- [Written exercise 1]:
Return word for word the entries starting at the line that contains "hero-avatar (23, 154, 85, 216)" and ending after the line that contains "medal-icon (359, 972, 388, 1000)".

- [Document extract]:
►

Solving PDEs with Neural Networks

May 12, 2025

These types of neural networks are called Physics-Informed Neural Networks (PINNs) (Raissi et al., 2019).

Let’s define a simple PDE to show how this works:

\[\begin{cases} u_t = 9u_{xx}, \qquad x \in \mathbb{R},\ 0<t<1, \\ u(x,0)=e^{-x^2} \end{cases}\]

This is known as the 1-D heat equation. To solve this, the idea is to essentially define a neural network with differentiable activation functions $\mathcal{N}_{\theta}(x,t) \approx u(x,t)$ which approximates the solution. Let’s denote $\hat{u}(x,t) := \mathcal{N}_{\theta}(x,t)$. Since the network is differentiable, we can compute $\hat{u}_t=\frac{\partial \mathcal{N}_{\theta}}{\partial t}$ and $\hat{u}_{xx}=\frac{\partial^2 \mathcal{N}_{\theta}}{\partial x^2}$ easily. We now need to train the parameters $\theta$ such that we minimize the residual, that is, we minimize the error between $\hat{u}_t$ and $9\hat{u}_{xx}$. Mathematically, this is:

\[\mathcal{L}_{\text{PDE}} = \frac{1}{N_f} \sum_{i=1}^{N_f} | f_\theta(x_i, t_i)|^2\]

where $(x_i, t_i)$ are sampled points in the domain and $f_\theta(x_i, t_i)=\hat{u}_t(x_i, t_i) - 9 \hat{u}_{xx}(x_i, t_i)$ is the PDE residual (difference between LHS and RHS of the PDE) at those points.

◄

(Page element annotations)
►

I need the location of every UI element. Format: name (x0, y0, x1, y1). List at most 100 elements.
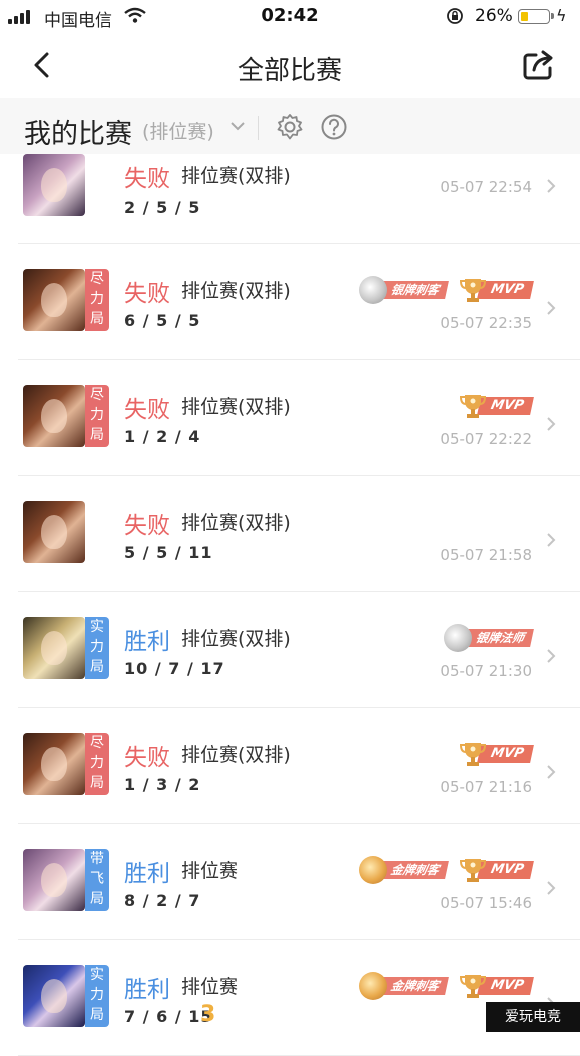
hero-avatar (23, 154, 85, 216)
badge-group: 金牌刺客 MVP (359, 854, 534, 886)
match-date: 05-07 22:35 (440, 314, 532, 332)
mvp-badge: MVP (459, 742, 534, 766)
chevron-down-icon[interactable] (230, 120, 246, 132)
match-mode: 排位赛 (181, 976, 239, 998)
match-row[interactable]: 带飞局胜利 排位赛 8 / 2 / 7 金牌刺客 MVP 05-07 15:46 (0, 824, 580, 940)
badge-group: 金牌刺客 MVP (359, 970, 534, 1002)
chevron-right-icon (547, 649, 556, 663)
match-mode: 排位赛(双排) (181, 512, 291, 534)
trophy-icon (460, 395, 487, 418)
match-date: 05-07 22:54 (440, 178, 532, 196)
hero-avatar (23, 501, 85, 563)
page-title: 全部比赛 (237, 56, 342, 86)
hero-avatar (23, 733, 85, 795)
match-result: 失败 (124, 397, 170, 423)
performance-tag: 尽力局 (85, 733, 109, 795)
match-result: 失败 (124, 166, 170, 192)
badge-group: 银牌法师 (443, 622, 534, 654)
match-type-filter[interactable]: (排位赛) (142, 117, 214, 144)
kda-stats: 5 / 5 / 11 (124, 543, 213, 562)
medal-icon (359, 972, 388, 1000)
match-date: 05-07 21:16 (440, 778, 532, 796)
share-icon[interactable] (522, 49, 556, 81)
match-mode: 排位赛 (181, 860, 239, 882)
performance-tag: 实力局 (85, 617, 109, 679)
silver-medal-badge: 银牌法师 (443, 624, 534, 652)
match-result: 胜利 (124, 977, 170, 1003)
performance-tag: 带飞局 (85, 849, 109, 911)
mvp-badge: MVP (459, 278, 534, 302)
chevron-right-icon (547, 179, 556, 193)
match-date: 05-07 21:58 (440, 546, 532, 564)
hero-avatar (23, 849, 85, 911)
badge-group: MVP (459, 390, 534, 422)
match-result: 胜利 (124, 861, 170, 887)
gear-icon[interactable] (276, 113, 304, 141)
match-mode: 排位赛(双排) (181, 744, 291, 766)
my-matches-header: 我的比赛 (排位赛) (0, 98, 580, 154)
match-list: 失败 排位赛(双排) 2 / 5 / 5 05-07 22:54 尽力局失败 排位赛(双排… (0, 154, 580, 1056)
watermark-logo: 爱玩电竞 (486, 1002, 580, 1032)
kda-stats: 10 / 7 / 17 (124, 659, 225, 678)
badge-group: 银牌刺客 MVP (359, 274, 534, 306)
trophy-icon (460, 859, 487, 882)
match-mode: 排位赛(双排) (181, 165, 291, 187)
chevron-right-icon (547, 533, 556, 547)
match-result: 失败 (124, 745, 170, 771)
hero-avatar (23, 965, 85, 1027)
match-result: 失败 (124, 281, 170, 307)
match-row[interactable]: 失败 排位赛(双排) 5 / 5 / 11 05-07 21:58 (0, 476, 580, 592)
mvp-badge: MVP (459, 858, 534, 882)
gold-medal-badge: 金牌刺客 (359, 972, 450, 1000)
match-date: 05-07 22:22 (440, 430, 532, 448)
performance-tag: 尽力局 (85, 385, 109, 447)
kda-stats: 1 / 3 / 2 (124, 775, 201, 794)
kda-stats: 6 / 5 / 5 (124, 311, 201, 330)
kda-stats: 2 / 5 / 5 (124, 198, 201, 217)
match-date: 05-07 15:46 (440, 894, 532, 912)
chevron-right-icon (547, 417, 556, 431)
section-title: 我的比赛 (24, 119, 132, 150)
battery-icon (518, 9, 554, 24)
match-mode: 排位赛(双排) (181, 280, 291, 302)
performance-tag: 实力局 (85, 965, 109, 1027)
match-row[interactable]: 尽力局失败 排位赛(双排) 1 / 3 / 2 MVP 05-07 21:16 (0, 708, 580, 824)
kda-stats: 1 / 2 / 4 (124, 427, 201, 446)
match-date: 05-07 21:30 (440, 662, 532, 680)
rank-number: 3 (200, 1002, 216, 1027)
trophy-icon (460, 975, 487, 998)
silver-medal-badge: 银牌刺客 (359, 276, 450, 304)
match-mode: 排位赛(双排) (181, 628, 291, 650)
medal-icon (359, 856, 388, 884)
match-row[interactable]: 尽力局失败 排位赛(双排) 6 / 5 / 5 银牌刺客 MVP 05-07 22:35 (0, 244, 580, 360)
hero-avatar (23, 617, 85, 679)
match-row[interactable]: 尽力局失败 排位赛(双排) 1 / 2 / 4 MVP 05-07 22:22 (0, 360, 580, 476)
chevron-right-icon (547, 301, 556, 315)
chevron-right-icon (547, 765, 556, 779)
hero-avatar (23, 269, 85, 331)
gold-medal-badge: 金牌刺客 (359, 856, 450, 884)
mvp-badge: MVP (459, 974, 534, 998)
match-result: 胜利 (124, 629, 170, 655)
match-row[interactable]: 实力局胜利 排位赛(双排) 10 / 7 / 17 银牌法师 05-07 21:30 (0, 592, 580, 708)
help-icon[interactable] (320, 113, 348, 141)
hero-avatar (23, 385, 85, 447)
divider (258, 116, 259, 140)
chevron-right-icon (547, 881, 556, 895)
match-mode: 排位赛(双排) (181, 396, 291, 418)
match-row[interactable]: 失败 排位赛(双排) 2 / 5 / 5 05-07 22:54 (0, 154, 580, 244)
match-result: 失败 (124, 513, 170, 539)
kda-stats: 8 / 2 / 7 (124, 891, 201, 910)
trophy-icon (460, 279, 487, 302)
charging-icon: ϟ (556, 6, 567, 25)
navigation-bar: 全部比赛 (0, 34, 580, 98)
trophy-icon (460, 743, 487, 766)
performance-tag: 尽力局 (85, 269, 109, 331)
mvp-badge: MVP (459, 394, 534, 418)
badge-group: MVP (459, 738, 534, 770)
status-bar: 中国电信 02:42 26% ϟ (0, 0, 580, 34)
medal-icon (359, 276, 388, 304)
match-row[interactable]: 实力局胜利排位赛7 / 6 / 153金牌刺客MVP05-0 (0, 940, 580, 1056)
rotation-lock-icon (447, 8, 463, 24)
battery-percent: 26% (475, 6, 513, 26)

◄

- [Written exercise 2]:
Check each statement against the article on solving PDEs with neural networks. For each, answer yes or no and quote the words from the article that decide it.
(a) The article calls these networks Physics-Informed Neural Networks.
(b) The example equation is the 2-D wave equation.
(c) The neural network is built with differentiable activation functions.

- [Answer 1]:
hero-avatar (23, 154, 85, 216)
badge-group: 金牌刺客 MVP (359, 854, 534, 886)
match-date: 05-07 22:35 (440, 314, 532, 332)
mvp-badge: MVP (459, 742, 534, 766)
chevron-down-icon[interactable] (230, 120, 246, 132)
match-mode: 排位赛 (181, 976, 239, 998)
match-row[interactable]: 带飞局胜利 排位赛 8 / 2 / 7 金牌刺客 MVP 05-07 15:46 (0, 824, 580, 940)
badge-group: 金牌刺客 MVP (359, 970, 534, 1002)
chevron-right-icon (547, 649, 556, 663)
match-mode: 排位赛(双排) (181, 512, 291, 534)
trophy-icon (460, 395, 487, 418)
match-date: 05-07 22:54 (440, 178, 532, 196)
hero-avatar (23, 501, 85, 563)
page-title: 全部比赛 (237, 56, 342, 86)
hero-avatar (23, 733, 85, 795)
match-result: 失败 (124, 397, 170, 423)
performance-tag: 尽力局 (85, 733, 109, 795)
match-result: 失败 (124, 166, 170, 192)
badge-group: 银牌法师 (443, 622, 534, 654)
match-type-filter[interactable]: (排位赛) (142, 117, 214, 144)
kda-stats: 5 / 5 / 11 (124, 543, 213, 562)
medal-icon (359, 972, 388, 1000)

- [Answer 2]:
(a) Yes: "These types of neural networks are called Physics-Informed Neural Networks (PINNs)"
(b) No: "This is known as the 1-D heat equation."
(c) Yes: "define a neural network with differentiable activation functions"